Description of the task
Track down every line below that holds "三里之城" and copy it.

-------- Entries supplied

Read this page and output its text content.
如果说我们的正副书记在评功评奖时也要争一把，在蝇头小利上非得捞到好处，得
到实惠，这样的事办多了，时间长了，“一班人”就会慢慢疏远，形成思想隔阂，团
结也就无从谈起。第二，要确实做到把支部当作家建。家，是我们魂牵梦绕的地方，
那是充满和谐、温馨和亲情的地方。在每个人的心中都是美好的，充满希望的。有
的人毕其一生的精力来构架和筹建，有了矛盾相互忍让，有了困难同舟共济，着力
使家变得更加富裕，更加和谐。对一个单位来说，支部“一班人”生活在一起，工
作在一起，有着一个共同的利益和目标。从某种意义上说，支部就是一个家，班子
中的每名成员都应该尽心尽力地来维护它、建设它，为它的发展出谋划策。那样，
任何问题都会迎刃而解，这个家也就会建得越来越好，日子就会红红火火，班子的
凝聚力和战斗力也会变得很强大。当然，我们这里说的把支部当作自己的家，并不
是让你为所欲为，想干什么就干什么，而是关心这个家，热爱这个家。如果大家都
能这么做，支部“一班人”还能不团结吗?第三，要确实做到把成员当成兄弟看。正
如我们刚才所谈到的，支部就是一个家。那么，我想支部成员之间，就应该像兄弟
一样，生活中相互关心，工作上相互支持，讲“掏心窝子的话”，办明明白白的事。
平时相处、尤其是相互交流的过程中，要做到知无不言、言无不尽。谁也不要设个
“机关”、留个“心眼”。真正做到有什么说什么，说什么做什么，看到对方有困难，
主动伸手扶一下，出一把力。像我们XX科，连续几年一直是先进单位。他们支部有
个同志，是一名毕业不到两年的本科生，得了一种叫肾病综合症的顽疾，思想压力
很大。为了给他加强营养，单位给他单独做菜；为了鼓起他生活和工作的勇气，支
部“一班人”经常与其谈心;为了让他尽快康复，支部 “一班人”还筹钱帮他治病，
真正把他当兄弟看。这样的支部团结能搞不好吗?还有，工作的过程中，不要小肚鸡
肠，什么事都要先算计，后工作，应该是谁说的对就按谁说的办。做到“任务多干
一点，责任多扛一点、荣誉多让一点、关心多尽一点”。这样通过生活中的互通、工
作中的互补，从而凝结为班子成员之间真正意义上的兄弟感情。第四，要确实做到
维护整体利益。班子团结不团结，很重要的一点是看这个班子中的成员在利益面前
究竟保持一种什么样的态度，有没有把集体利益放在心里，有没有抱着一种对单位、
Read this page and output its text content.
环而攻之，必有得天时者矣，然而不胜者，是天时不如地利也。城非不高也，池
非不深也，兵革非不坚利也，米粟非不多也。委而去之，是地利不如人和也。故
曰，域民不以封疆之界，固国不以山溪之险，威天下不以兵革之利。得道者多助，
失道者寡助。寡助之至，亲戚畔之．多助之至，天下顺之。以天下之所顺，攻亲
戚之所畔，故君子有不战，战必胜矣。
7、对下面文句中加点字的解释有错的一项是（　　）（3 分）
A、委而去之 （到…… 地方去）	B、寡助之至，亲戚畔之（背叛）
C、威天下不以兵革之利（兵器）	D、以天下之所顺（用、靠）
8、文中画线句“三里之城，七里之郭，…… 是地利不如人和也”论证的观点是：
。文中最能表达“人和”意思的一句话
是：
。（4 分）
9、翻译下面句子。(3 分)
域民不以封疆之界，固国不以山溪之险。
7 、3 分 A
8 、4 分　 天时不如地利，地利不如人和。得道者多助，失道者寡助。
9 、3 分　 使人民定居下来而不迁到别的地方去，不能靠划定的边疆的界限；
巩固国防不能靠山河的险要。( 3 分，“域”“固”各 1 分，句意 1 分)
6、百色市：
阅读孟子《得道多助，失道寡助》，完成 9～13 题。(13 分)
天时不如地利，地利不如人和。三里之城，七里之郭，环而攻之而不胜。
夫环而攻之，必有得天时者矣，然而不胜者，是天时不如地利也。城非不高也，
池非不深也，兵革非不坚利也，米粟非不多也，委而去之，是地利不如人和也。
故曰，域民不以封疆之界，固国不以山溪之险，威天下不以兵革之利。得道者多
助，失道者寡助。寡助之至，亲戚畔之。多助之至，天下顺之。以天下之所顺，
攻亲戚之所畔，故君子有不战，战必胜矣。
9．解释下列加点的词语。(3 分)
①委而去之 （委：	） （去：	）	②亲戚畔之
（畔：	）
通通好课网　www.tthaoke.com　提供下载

----------------

Full answer
8、文中画线句“三里之城，七里之郭，…… 是地利不如人和也”论证的观点是：
天时不如地利，地利不如人和。三里之城，七里之郭，环而攻之而不胜。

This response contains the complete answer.